In an Affidavit sworn 30 March 2021, Mr Ianni deposes that he was originally employed with Platinum at Broadway by a Mr Josh Dankers. After a few weeks, Mr Ianni was terminated by Mr Dankers. After a few days, Mr Ianni claims that Ms Ashrafinia rang him and asked him why he was not at work. Mr Ianni claims that Ms Ashrafinia told him he was still employed as Mr Dankers had resigned.
Mr Ianni states that he worked full-time as a store manager, replacing Mr Dankers, until February 2019, when he asked to work part-time so that he could continue studies at Ultimo TAFE. Mr Ianni continued to work part-time until February 2020. During his time of employment, Mr Ianni did not have a written contract or agreement with the first respondent.

Given information:

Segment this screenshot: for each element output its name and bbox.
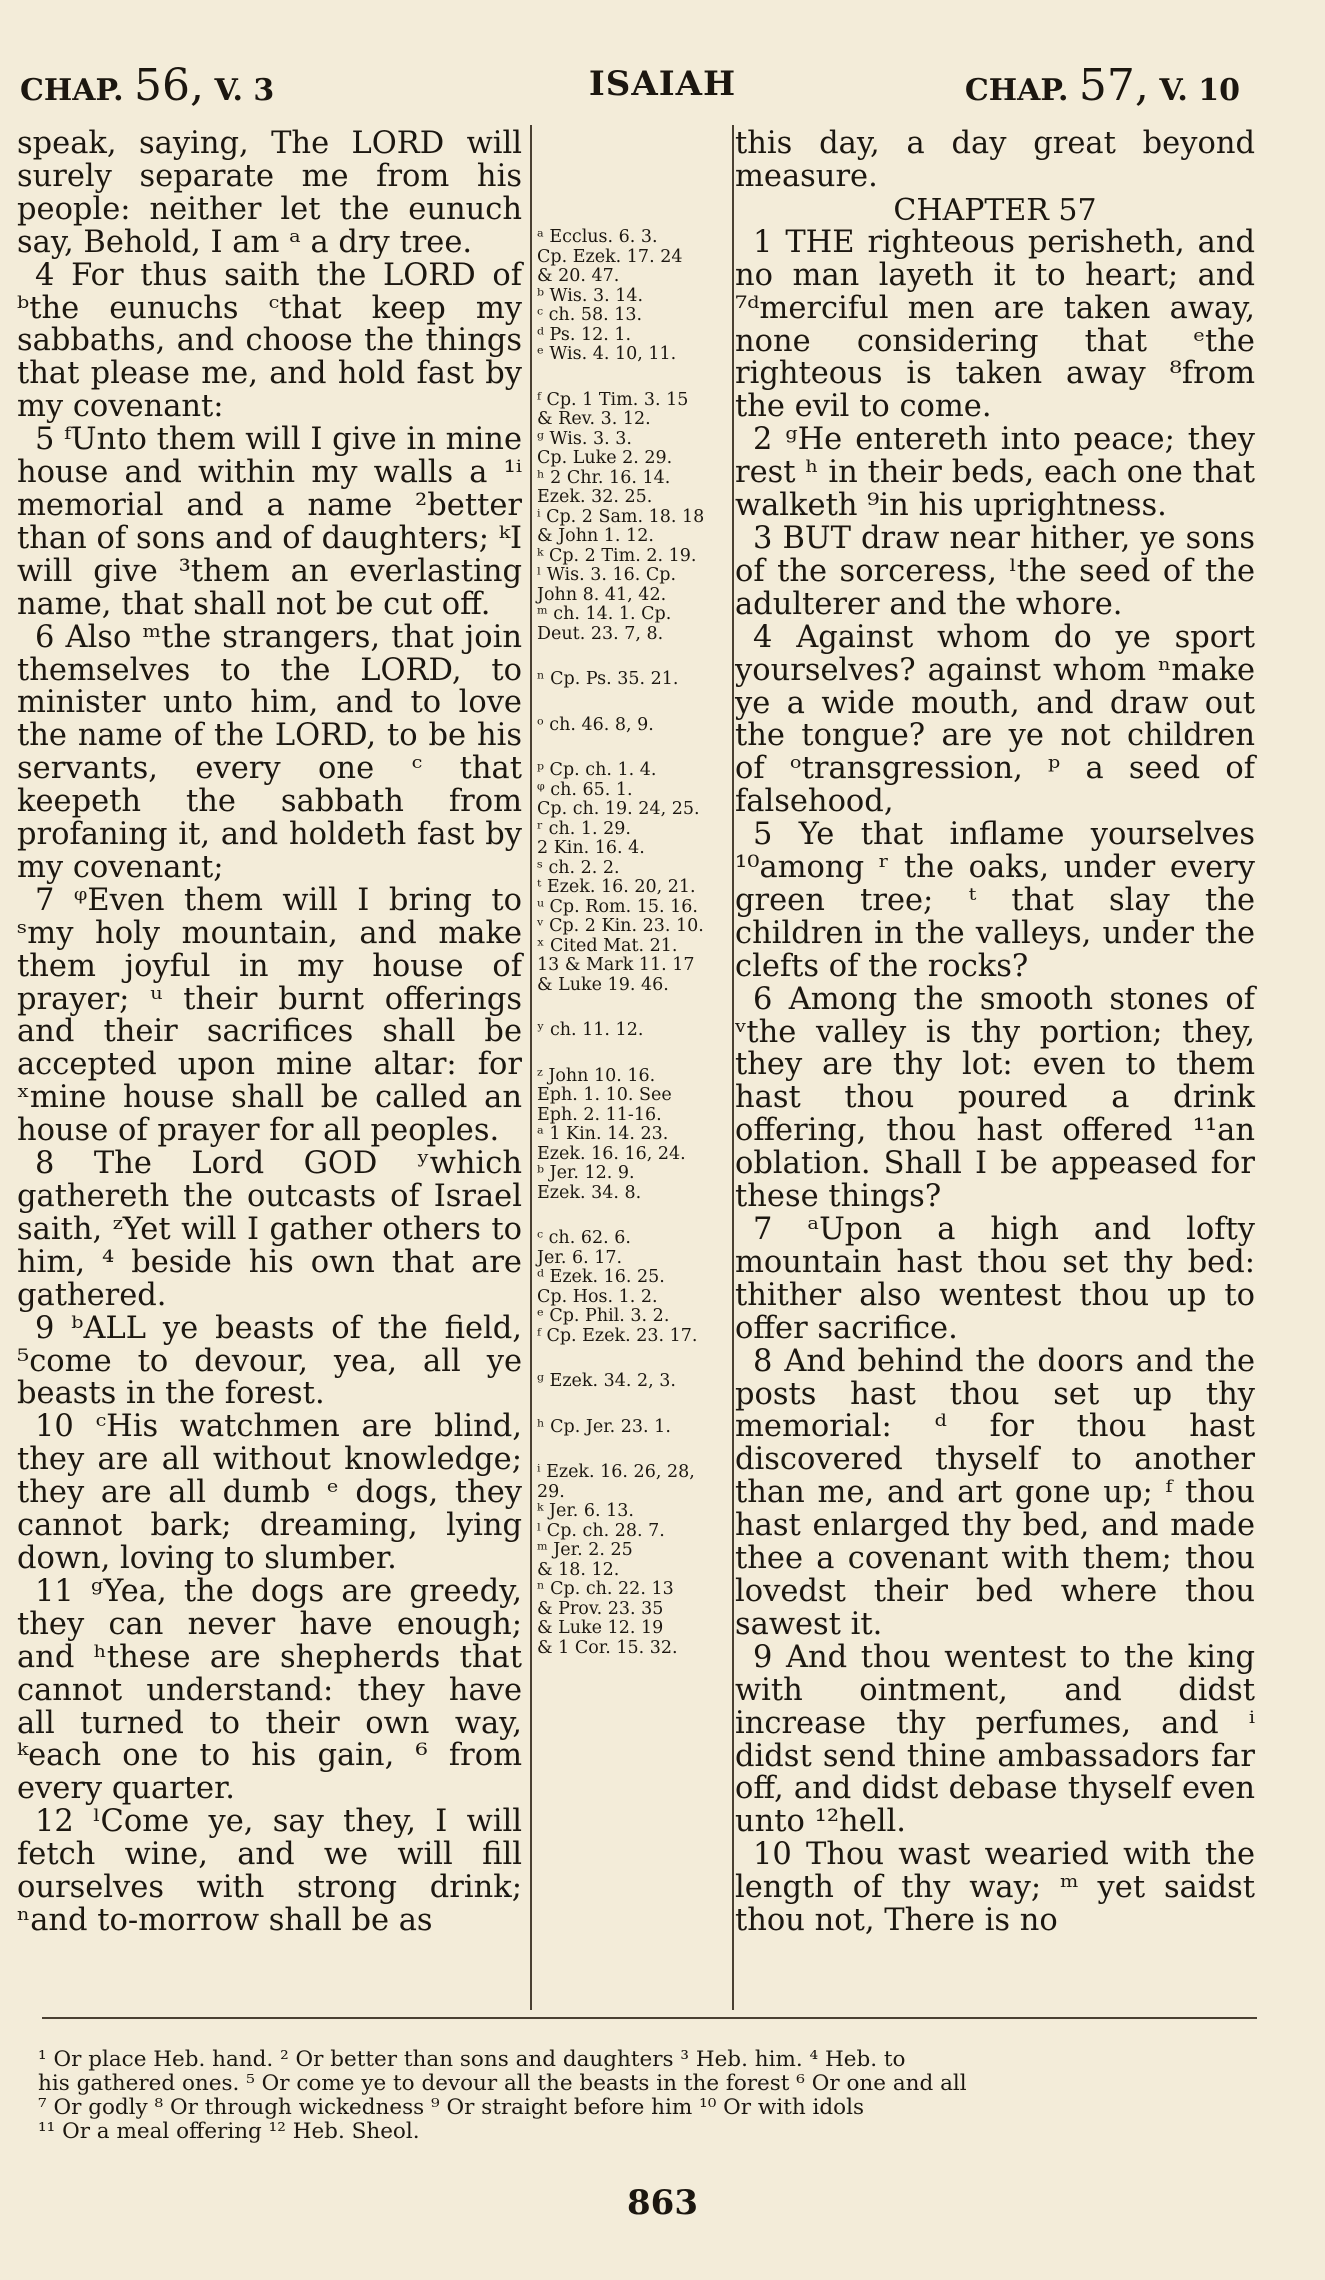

Short problem: Pick up the account of Mr Ianni's employment at Platinum where it stops and keep writing it.

In response:
Mr Ianni claims that his employment was terminated by Ms Ashrafinia on the evening of
9 February 2020. This followed Mr Ianni losing a master key for the kiosk. Mr Ianni claims that he told Ms Ashrifinia he wanted to be paid his leave and unpaid wages. On 10 February 2020, Mr Ianni sent the following SMS to Ms Ashrafina:
Just a reminder, myself and Isabella are awaiting our full payments for the last fortnight and the total accrued annual leave paid out in full. You have until 16th of February to do so. If not, further legal action will be taken. I have also emailed a digital copy of our final pay notice, same copy that I handed in today along with uniform.
On 13 February 2020, Mr Ianni sent the following SMS to Ms Ashrafina:
Why havent I been paid yet? You have three days according to the general retail award before I take this to fair work Australia.
I should have been paid in full for my worked hours and annual leave. Thanks.
Mr Ianni deposes that in late February 2020, as he had not been paid his accrued annual leave and leave loading, he filed an unfair dismissal application at the Fair Work Commission. Mr Ianni also approached the Fair Work Ombudsman.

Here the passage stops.